- **What to do**: From the records, pick out and copy each line containing "icon".

--- Start of Input records ---

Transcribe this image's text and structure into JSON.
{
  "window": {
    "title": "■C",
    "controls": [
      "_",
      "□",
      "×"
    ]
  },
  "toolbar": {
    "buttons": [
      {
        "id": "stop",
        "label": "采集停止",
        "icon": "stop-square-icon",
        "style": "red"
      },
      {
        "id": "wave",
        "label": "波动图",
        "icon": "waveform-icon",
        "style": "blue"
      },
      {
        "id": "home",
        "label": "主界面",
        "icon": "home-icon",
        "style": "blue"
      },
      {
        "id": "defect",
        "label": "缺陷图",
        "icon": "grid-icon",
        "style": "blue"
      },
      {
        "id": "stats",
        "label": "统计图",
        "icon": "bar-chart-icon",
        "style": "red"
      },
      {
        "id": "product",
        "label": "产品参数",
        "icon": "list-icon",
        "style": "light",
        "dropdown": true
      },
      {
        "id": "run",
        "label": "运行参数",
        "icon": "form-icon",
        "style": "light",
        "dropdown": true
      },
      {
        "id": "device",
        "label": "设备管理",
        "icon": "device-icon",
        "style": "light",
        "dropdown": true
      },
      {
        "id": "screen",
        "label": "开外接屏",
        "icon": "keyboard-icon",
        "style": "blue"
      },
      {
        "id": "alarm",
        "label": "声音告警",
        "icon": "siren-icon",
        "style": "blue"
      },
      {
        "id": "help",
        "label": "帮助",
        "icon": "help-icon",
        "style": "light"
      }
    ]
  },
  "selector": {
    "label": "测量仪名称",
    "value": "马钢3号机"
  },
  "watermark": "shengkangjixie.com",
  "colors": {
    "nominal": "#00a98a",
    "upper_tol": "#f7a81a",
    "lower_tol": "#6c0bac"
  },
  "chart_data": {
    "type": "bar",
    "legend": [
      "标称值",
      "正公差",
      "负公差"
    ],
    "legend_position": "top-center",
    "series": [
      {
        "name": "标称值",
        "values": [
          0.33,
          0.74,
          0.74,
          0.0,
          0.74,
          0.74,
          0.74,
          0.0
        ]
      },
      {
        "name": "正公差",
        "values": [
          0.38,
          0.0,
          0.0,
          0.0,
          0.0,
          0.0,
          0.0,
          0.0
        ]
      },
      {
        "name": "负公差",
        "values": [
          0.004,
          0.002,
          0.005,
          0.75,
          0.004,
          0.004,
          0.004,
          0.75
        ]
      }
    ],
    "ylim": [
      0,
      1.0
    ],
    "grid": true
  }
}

--- End of Input records ---
--- Start of Input records ---

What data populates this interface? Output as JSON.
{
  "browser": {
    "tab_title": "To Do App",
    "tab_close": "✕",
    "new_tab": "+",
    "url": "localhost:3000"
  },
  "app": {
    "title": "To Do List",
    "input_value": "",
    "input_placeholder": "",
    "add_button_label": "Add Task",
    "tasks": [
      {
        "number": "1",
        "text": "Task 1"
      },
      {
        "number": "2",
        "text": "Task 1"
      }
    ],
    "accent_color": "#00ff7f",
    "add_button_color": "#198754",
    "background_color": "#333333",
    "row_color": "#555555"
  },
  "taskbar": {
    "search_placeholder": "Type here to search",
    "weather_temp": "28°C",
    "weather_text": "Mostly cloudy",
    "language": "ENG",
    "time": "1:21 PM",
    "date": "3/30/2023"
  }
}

--- End of Input records ---

- **Solution to this exercise**:
        "icon": "stop-square-icon",
        "icon": "waveform-icon",
        "icon": "home-icon",
        "icon": "grid-icon",
        "icon": "bar-chart-icon",
        "icon": "list-icon",
        "icon": "form-icon",
        "icon": "device-icon",
        "icon": "keyboard-icon",
        "icon": "siren-icon",
        "icon": "help-icon",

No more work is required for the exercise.